▶ **Exercise goal**: Rewrite the items from the first line through the line containing "layout-label: Split article", replacing "layout-label" with "layout-title" and leaving everything else unchanged.

▶ **Data provided**:
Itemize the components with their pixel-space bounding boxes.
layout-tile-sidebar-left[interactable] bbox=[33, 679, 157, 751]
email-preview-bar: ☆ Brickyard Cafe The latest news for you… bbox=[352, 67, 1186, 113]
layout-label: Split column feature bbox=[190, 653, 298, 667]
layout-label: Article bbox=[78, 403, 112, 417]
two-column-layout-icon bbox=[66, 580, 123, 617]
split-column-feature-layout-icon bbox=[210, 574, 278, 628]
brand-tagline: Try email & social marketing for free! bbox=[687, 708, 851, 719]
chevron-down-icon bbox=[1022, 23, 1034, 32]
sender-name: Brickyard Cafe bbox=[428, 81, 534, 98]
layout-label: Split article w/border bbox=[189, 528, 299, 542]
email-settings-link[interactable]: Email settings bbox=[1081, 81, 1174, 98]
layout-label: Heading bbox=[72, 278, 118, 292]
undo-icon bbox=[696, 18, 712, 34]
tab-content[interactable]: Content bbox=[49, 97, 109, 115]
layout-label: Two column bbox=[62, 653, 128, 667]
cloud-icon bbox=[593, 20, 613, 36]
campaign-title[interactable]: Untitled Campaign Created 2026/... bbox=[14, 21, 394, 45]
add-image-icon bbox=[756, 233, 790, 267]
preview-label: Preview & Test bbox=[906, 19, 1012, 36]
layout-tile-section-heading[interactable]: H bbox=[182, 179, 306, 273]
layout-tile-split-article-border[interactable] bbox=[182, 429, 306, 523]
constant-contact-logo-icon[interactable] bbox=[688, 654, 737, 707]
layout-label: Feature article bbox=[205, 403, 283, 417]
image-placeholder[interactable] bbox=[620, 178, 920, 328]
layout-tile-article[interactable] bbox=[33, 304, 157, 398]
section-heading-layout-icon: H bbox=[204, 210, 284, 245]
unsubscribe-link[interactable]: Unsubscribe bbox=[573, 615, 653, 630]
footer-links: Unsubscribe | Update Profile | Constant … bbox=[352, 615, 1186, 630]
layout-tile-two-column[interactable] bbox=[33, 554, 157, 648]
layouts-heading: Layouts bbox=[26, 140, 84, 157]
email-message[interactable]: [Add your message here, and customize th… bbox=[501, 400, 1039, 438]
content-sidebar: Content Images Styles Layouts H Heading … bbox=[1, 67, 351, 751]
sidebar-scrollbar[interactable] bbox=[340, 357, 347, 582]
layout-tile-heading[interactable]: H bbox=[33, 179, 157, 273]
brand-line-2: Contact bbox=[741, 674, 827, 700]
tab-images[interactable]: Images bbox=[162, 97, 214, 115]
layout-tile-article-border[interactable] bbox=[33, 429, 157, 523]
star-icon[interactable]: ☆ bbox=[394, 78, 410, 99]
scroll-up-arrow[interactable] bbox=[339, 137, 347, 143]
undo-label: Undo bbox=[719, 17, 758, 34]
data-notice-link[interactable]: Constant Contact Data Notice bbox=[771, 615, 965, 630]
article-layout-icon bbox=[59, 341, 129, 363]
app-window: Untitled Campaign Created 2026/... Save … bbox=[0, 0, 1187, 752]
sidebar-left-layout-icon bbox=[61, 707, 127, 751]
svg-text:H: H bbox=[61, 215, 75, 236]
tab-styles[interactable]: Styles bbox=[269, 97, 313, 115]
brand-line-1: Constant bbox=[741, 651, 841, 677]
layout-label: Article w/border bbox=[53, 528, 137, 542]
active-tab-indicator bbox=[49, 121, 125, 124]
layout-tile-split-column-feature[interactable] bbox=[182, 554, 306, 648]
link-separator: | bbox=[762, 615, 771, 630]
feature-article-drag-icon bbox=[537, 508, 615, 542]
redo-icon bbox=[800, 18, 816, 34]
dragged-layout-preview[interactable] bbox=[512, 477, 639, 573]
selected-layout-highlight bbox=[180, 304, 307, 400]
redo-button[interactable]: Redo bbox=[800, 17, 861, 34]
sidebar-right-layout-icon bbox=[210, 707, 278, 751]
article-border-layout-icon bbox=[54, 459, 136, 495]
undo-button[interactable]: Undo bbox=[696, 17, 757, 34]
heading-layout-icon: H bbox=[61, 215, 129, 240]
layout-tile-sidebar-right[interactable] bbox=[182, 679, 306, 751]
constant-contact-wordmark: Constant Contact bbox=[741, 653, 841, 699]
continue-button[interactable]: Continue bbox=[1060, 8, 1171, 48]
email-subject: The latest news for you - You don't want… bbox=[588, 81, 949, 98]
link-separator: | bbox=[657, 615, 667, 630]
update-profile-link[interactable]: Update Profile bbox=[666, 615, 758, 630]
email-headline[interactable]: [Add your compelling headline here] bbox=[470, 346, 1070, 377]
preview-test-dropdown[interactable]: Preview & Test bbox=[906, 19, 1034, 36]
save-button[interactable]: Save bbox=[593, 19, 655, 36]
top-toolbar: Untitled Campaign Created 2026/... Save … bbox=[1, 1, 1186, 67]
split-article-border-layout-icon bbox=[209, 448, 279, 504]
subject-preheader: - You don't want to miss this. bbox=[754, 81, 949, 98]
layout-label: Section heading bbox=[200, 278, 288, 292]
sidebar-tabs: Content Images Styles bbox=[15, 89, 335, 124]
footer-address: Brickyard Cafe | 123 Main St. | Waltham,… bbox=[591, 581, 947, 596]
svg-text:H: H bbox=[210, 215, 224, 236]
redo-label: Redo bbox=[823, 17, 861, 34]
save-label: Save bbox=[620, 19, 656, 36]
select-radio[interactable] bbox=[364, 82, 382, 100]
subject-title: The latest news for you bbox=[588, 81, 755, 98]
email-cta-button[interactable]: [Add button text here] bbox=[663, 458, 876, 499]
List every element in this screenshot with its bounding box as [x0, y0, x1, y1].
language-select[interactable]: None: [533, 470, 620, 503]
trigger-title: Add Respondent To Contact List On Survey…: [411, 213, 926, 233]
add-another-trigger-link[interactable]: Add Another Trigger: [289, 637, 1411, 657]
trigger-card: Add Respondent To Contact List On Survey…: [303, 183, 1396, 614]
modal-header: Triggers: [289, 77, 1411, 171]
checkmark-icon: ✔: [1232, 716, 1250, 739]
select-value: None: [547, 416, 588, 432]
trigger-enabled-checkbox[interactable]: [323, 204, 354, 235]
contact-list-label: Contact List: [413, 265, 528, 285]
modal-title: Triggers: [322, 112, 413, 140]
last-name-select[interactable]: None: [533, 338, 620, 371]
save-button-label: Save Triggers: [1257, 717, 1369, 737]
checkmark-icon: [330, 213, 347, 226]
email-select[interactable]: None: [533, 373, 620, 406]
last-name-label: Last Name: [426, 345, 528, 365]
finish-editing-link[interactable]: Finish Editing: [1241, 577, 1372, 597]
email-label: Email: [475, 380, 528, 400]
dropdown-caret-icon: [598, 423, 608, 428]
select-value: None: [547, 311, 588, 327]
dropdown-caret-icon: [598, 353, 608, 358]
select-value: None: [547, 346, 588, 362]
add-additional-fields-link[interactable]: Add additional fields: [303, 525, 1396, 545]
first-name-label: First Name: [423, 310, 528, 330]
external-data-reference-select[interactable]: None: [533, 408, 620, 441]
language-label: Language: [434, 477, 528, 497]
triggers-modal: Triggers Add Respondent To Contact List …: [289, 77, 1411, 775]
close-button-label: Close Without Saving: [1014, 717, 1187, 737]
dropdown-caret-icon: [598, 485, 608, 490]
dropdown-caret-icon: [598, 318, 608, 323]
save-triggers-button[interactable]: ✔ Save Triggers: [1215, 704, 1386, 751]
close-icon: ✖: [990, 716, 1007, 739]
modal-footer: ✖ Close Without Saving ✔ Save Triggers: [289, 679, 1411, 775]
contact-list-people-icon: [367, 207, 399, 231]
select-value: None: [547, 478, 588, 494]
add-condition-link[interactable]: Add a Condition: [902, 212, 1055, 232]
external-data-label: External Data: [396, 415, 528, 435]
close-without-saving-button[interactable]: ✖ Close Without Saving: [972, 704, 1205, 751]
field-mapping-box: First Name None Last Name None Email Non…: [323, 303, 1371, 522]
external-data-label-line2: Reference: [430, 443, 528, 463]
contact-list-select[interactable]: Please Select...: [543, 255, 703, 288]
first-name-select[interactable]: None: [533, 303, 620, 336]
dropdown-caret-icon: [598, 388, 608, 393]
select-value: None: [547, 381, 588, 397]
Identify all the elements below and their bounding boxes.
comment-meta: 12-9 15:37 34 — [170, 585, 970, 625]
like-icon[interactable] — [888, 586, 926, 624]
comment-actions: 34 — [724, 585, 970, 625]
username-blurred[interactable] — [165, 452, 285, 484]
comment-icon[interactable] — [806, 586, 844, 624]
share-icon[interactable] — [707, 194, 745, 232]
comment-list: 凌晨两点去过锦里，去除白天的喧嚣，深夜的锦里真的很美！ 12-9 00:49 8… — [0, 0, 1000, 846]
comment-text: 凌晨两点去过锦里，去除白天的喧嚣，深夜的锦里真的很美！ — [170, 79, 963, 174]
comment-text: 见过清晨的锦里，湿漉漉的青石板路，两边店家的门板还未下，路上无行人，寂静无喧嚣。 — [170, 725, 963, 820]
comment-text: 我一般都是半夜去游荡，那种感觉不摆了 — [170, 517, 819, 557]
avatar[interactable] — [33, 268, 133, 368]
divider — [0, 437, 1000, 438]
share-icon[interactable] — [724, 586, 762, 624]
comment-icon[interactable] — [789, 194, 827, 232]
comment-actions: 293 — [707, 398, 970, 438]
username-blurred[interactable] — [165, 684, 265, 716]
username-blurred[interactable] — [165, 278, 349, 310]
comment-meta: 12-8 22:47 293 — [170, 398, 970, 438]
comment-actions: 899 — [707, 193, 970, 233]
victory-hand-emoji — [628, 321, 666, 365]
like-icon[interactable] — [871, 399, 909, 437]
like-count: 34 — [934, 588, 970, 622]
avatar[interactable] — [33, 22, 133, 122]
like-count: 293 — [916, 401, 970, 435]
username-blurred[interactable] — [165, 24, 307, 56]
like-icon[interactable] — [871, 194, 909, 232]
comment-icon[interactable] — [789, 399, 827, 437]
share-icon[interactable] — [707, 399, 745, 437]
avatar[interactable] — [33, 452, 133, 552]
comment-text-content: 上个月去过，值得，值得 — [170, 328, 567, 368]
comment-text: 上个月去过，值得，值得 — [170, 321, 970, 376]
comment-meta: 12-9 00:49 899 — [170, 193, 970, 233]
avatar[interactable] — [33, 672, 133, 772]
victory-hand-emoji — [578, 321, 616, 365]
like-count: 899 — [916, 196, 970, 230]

▶ **Result of the exercise**:
Itemize the components with their pixel-space bounding boxes.
layout-tile-sidebar-left[interactable] bbox=[33, 679, 157, 751]
email-preview-bar: ☆ Brickyard Cafe The latest news for you… bbox=[352, 67, 1186, 113]
layout-title: Split column feature bbox=[190, 653, 298, 667]
layout-title: Article bbox=[78, 403, 112, 417]
two-column-layout-icon bbox=[66, 580, 123, 617]
split-column-feature-layout-icon bbox=[210, 574, 278, 628]
brand-tagline: Try email & social marketing for free! bbox=[687, 708, 851, 719]
chevron-down-icon bbox=[1022, 23, 1034, 32]
sender-name: Brickyard Cafe bbox=[428, 81, 534, 98]
layout-title: Split article w/border bbox=[189, 528, 299, 542]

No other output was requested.